● **Instructions for the task**
Where a line contains the string "JSON", copy that line.

Records excerpted from a collection
--- start ---

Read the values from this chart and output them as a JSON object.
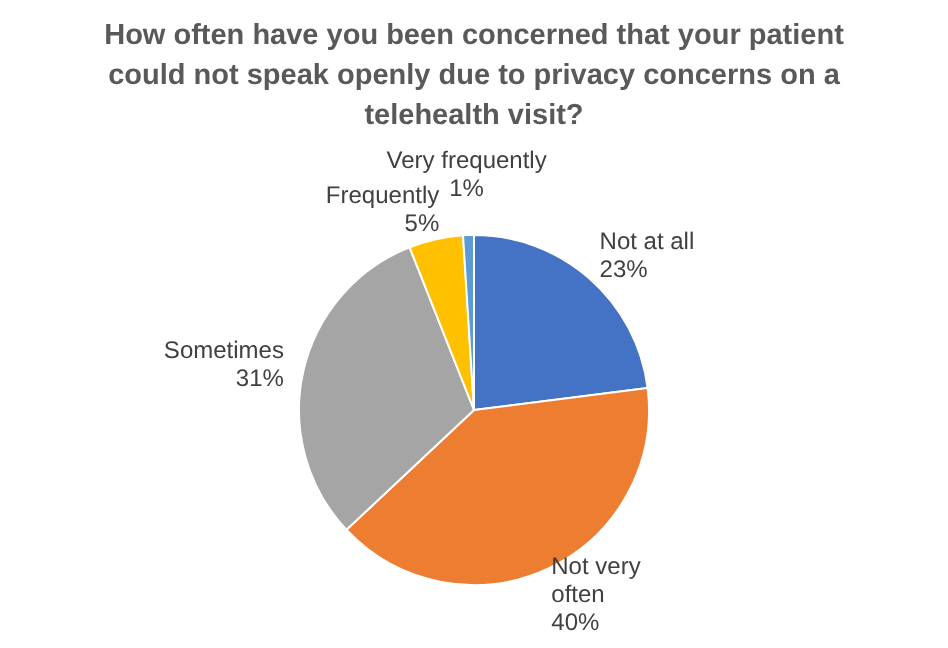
{
  "chart_data": {
    "type": "pie",
    "title": "How often have you been concerned that your patient could not speak openly due to privacy concerns on a telehealth visit?",
    "categories": [
      "Not at all",
      "Not very often",
      "Sometimes",
      "Frequently",
      "Very frequently"
    ],
    "values": [
      23,
      40,
      31,
      5,
      1
    ],
    "value_labels": [
      "23%",
      "40%",
      "31%",
      "5%",
      "1%"
    ],
    "colors": [
      "#4472c4",
      "#ed7d31",
      "#a5a5a5",
      "#ffc000",
      "#5b9bd5"
    ],
    "legend": false
  }
}
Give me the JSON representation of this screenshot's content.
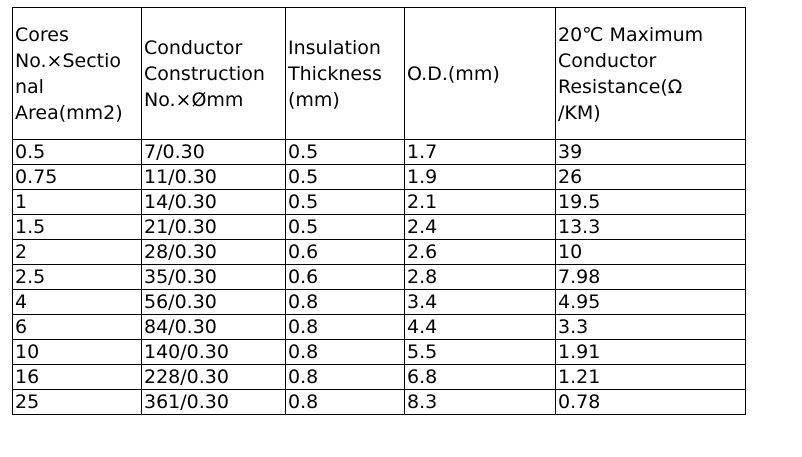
{
  "table": {
    "headers": [
      "Cores\nNo.×Sectio\nnal\nArea(mm2)",
      "Conductor\nConstruction\nNo.×Ømm",
      "Insulation\nThickness\n(mm)",
      "O.D.(mm)",
      "20℃ Maximum\nConductor\nResistance(Ω\n/KM)"
    ],
    "rows": [
      [
        "0.5",
        "7/0.30",
        "0.5",
        "1.7",
        "39"
      ],
      [
        "0.75",
        "11/0.30",
        "0.5",
        "1.9",
        "26"
      ],
      [
        "1",
        "14/0.30",
        "0.5",
        "2.1",
        "19.5"
      ],
      [
        "1.5",
        "21/0.30",
        "0.5",
        "2.4",
        "13.3"
      ],
      [
        "2",
        "28/0.30",
        "0.6",
        "2.6",
        "10"
      ],
      [
        "2.5",
        "35/0.30",
        "0.6",
        "2.8",
        "7.98"
      ],
      [
        "4",
        "56/0.30",
        "0.8",
        "3.4",
        "4.95"
      ],
      [
        "6",
        "84/0.30",
        "0.8",
        "4.4",
        "3.3"
      ],
      [
        "10",
        "140/0.30",
        "0.8",
        "5.5",
        "1.91"
      ],
      [
        "16",
        "228/0.30",
        "0.8",
        "6.8",
        "1.21"
      ],
      [
        "25",
        "361/0.30",
        "0.8",
        "8.3",
        "0.78"
      ]
    ]
  }
}
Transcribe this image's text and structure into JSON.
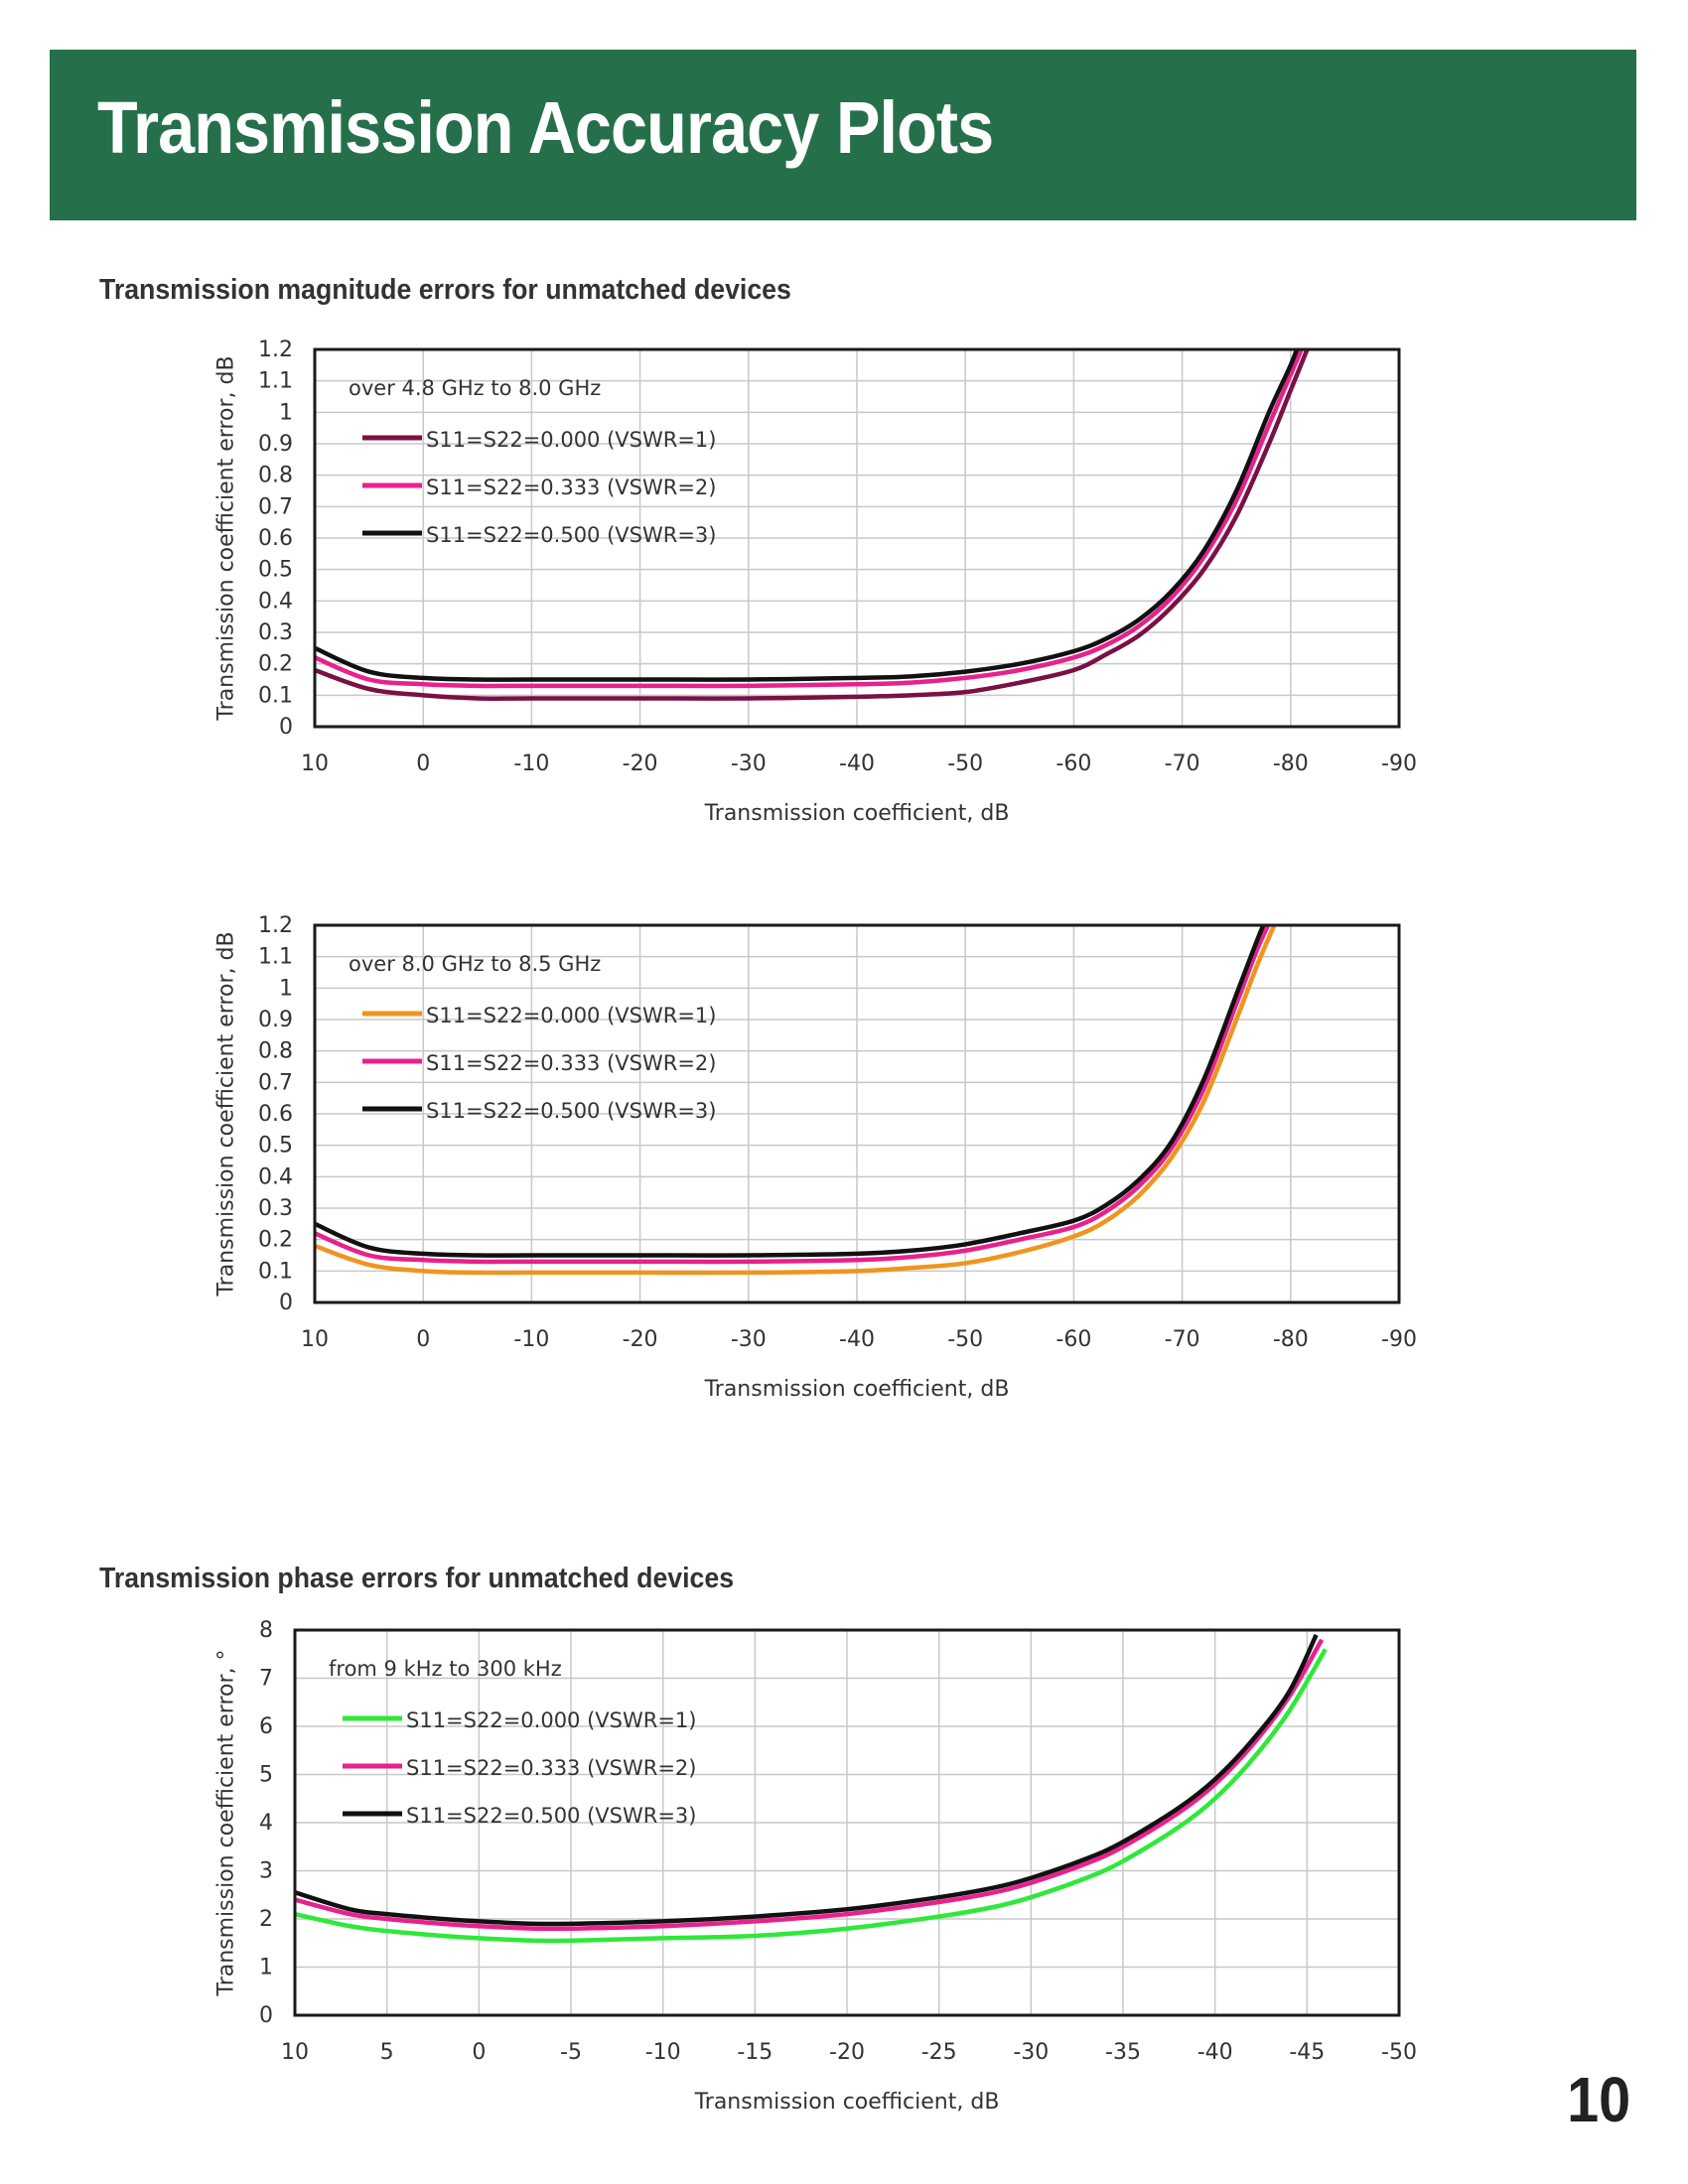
{
  "page": {
    "title": "Transmission Accuracy Plots",
    "section_magnitude": "Transmission magnitude errors for unmatched devices",
    "section_phase": "Transmission phase errors for unmatched devices",
    "page_number": "10"
  },
  "chart_data": [
    {
      "type": "line",
      "annotation": "over 4.8 GHz to 8.0 GHz",
      "xlabel": "Transmission coefficient, dB",
      "ylabel": "Transmission coefficient error, dB",
      "xlim": [
        10,
        -90
      ],
      "ylim": [
        0,
        1.2
      ],
      "xticks": [
        10,
        0,
        -10,
        -20,
        -30,
        -40,
        -50,
        -60,
        -70,
        -80,
        -90
      ],
      "yticks": [
        0,
        0.1,
        0.2,
        0.3,
        0.4,
        0.5,
        0.6,
        0.7,
        0.8,
        0.9,
        1,
        1.1,
        1.2
      ],
      "grid": true,
      "legend_position": "top-left",
      "series": [
        {
          "name": "S11=S22=0.000 (VSWR=1)",
          "color": "#7a1046",
          "x": [
            10,
            5,
            0,
            -5,
            -10,
            -20,
            -30,
            -40,
            -45,
            -50,
            -55,
            -60,
            -63,
            -66,
            -69,
            -72,
            -75,
            -78,
            -80,
            -82
          ],
          "y": [
            0.18,
            0.12,
            0.1,
            0.09,
            0.09,
            0.09,
            0.09,
            0.095,
            0.1,
            0.11,
            0.14,
            0.18,
            0.23,
            0.29,
            0.38,
            0.5,
            0.67,
            0.9,
            1.07,
            1.24
          ]
        },
        {
          "name": "S11=S22=0.333 (VSWR=2)",
          "color": "#e8218c",
          "x": [
            10,
            5,
            0,
            -5,
            -10,
            -20,
            -30,
            -40,
            -45,
            -50,
            -55,
            -60,
            -63,
            -66,
            -69,
            -72,
            -75,
            -78,
            -80,
            -81.5
          ],
          "y": [
            0.22,
            0.15,
            0.135,
            0.13,
            0.13,
            0.13,
            0.13,
            0.135,
            0.14,
            0.155,
            0.18,
            0.22,
            0.26,
            0.32,
            0.41,
            0.54,
            0.72,
            0.96,
            1.12,
            1.24
          ]
        },
        {
          "name": "S11=S22=0.500 (VSWR=3)",
          "color": "#111111",
          "x": [
            10,
            5,
            0,
            -5,
            -10,
            -20,
            -30,
            -40,
            -45,
            -50,
            -55,
            -60,
            -63,
            -66,
            -69,
            -72,
            -75,
            -78,
            -80,
            -81
          ],
          "y": [
            0.25,
            0.175,
            0.155,
            0.15,
            0.15,
            0.15,
            0.15,
            0.155,
            0.16,
            0.175,
            0.2,
            0.24,
            0.28,
            0.34,
            0.43,
            0.56,
            0.75,
            1.0,
            1.15,
            1.24
          ]
        }
      ]
    },
    {
      "type": "line",
      "annotation": "over 8.0 GHz to 8.5 GHz",
      "xlabel": "Transmission coefficient, dB",
      "ylabel": "Transmission coefficient error, dB",
      "xlim": [
        10,
        -90
      ],
      "ylim": [
        0,
        1.2
      ],
      "xticks": [
        10,
        0,
        -10,
        -20,
        -30,
        -40,
        -50,
        -60,
        -70,
        -80,
        -90
      ],
      "yticks": [
        0,
        0.1,
        0.2,
        0.3,
        0.4,
        0.5,
        0.6,
        0.7,
        0.8,
        0.9,
        1,
        1.1,
        1.2
      ],
      "grid": true,
      "legend_position": "top-left",
      "series": [
        {
          "name": "S11=S22=0.000 (VSWR=1)",
          "color": "#f0941f",
          "x": [
            10,
            5,
            0,
            -5,
            -10,
            -20,
            -30,
            -40,
            -45,
            -50,
            -55,
            -60,
            -63,
            -66,
            -69,
            -72,
            -75,
            -77,
            -79
          ],
          "y": [
            0.18,
            0.12,
            0.1,
            0.095,
            0.095,
            0.095,
            0.095,
            0.1,
            0.11,
            0.125,
            0.16,
            0.21,
            0.26,
            0.34,
            0.46,
            0.64,
            0.9,
            1.08,
            1.24
          ]
        },
        {
          "name": "S11=S22=0.333 (VSWR=2)",
          "color": "#e8218c",
          "x": [
            10,
            5,
            0,
            -5,
            -10,
            -20,
            -30,
            -40,
            -45,
            -50,
            -55,
            -60,
            -63,
            -66,
            -69,
            -72,
            -75,
            -77,
            -78.5
          ],
          "y": [
            0.22,
            0.15,
            0.135,
            0.13,
            0.13,
            0.13,
            0.13,
            0.135,
            0.145,
            0.165,
            0.2,
            0.24,
            0.29,
            0.37,
            0.49,
            0.68,
            0.95,
            1.13,
            1.24
          ]
        },
        {
          "name": "S11=S22=0.500 (VSWR=3)",
          "color": "#111111",
          "x": [
            10,
            5,
            0,
            -5,
            -10,
            -20,
            -30,
            -40,
            -45,
            -50,
            -55,
            -60,
            -63,
            -66,
            -69,
            -72,
            -75,
            -77,
            -78
          ],
          "y": [
            0.25,
            0.175,
            0.155,
            0.15,
            0.15,
            0.15,
            0.15,
            0.155,
            0.165,
            0.185,
            0.22,
            0.26,
            0.31,
            0.39,
            0.51,
            0.71,
            0.98,
            1.16,
            1.24
          ]
        }
      ]
    },
    {
      "type": "line",
      "annotation": "from 9 kHz to 300 kHz",
      "xlabel": "Transmission coefficient, dB",
      "ylabel": "Transmission coefficient error, °",
      "xlim": [
        10,
        -50
      ],
      "ylim": [
        0,
        8
      ],
      "xticks": [
        10,
        5,
        0,
        -5,
        -10,
        -15,
        -20,
        -25,
        -30,
        -35,
        -40,
        -45,
        -50
      ],
      "yticks": [
        0,
        1,
        2,
        3,
        4,
        5,
        6,
        7,
        8
      ],
      "grid": true,
      "legend_position": "top-left",
      "series": [
        {
          "name": "S11=S22=0.000 (VSWR=1)",
          "color": "#2ee83a",
          "x": [
            10,
            7,
            5,
            2,
            0,
            -3,
            -5,
            -10,
            -15,
            -20,
            -25,
            -28,
            -30,
            -33,
            -35,
            -38,
            -40,
            -42,
            -44,
            -46
          ],
          "y": [
            2.1,
            1.85,
            1.75,
            1.65,
            1.6,
            1.55,
            1.55,
            1.6,
            1.65,
            1.8,
            2.05,
            2.25,
            2.45,
            2.85,
            3.2,
            3.9,
            4.5,
            5.3,
            6.3,
            7.6
          ]
        },
        {
          "name": "S11=S22=0.333 (VSWR=2)",
          "color": "#e8218c",
          "x": [
            10,
            7,
            5,
            2,
            0,
            -3,
            -5,
            -10,
            -15,
            -20,
            -25,
            -28,
            -30,
            -33,
            -35,
            -38,
            -40,
            -42,
            -44,
            -45.8
          ],
          "y": [
            2.4,
            2.1,
            2.0,
            1.9,
            1.85,
            1.8,
            1.8,
            1.85,
            1.95,
            2.1,
            2.35,
            2.55,
            2.75,
            3.15,
            3.5,
            4.2,
            4.8,
            5.6,
            6.6,
            7.8
          ]
        },
        {
          "name": "S11=S22=0.500 (VSWR=3)",
          "color": "#111111",
          "x": [
            10,
            7,
            5,
            2,
            0,
            -3,
            -5,
            -10,
            -15,
            -20,
            -25,
            -28,
            -30,
            -33,
            -35,
            -38,
            -40,
            -42,
            -44,
            -45.5
          ],
          "y": [
            2.55,
            2.2,
            2.1,
            2.0,
            1.95,
            1.9,
            1.9,
            1.95,
            2.05,
            2.2,
            2.45,
            2.65,
            2.85,
            3.25,
            3.6,
            4.3,
            4.9,
            5.7,
            6.7,
            7.9
          ]
        }
      ]
    }
  ]
}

--- end ---

● **Exercise solution**
Read the values from this chart and output them as a JSON object.
Give me the JSON representation of this screenshot's content.
Transcribe this image's text and structure into JSON.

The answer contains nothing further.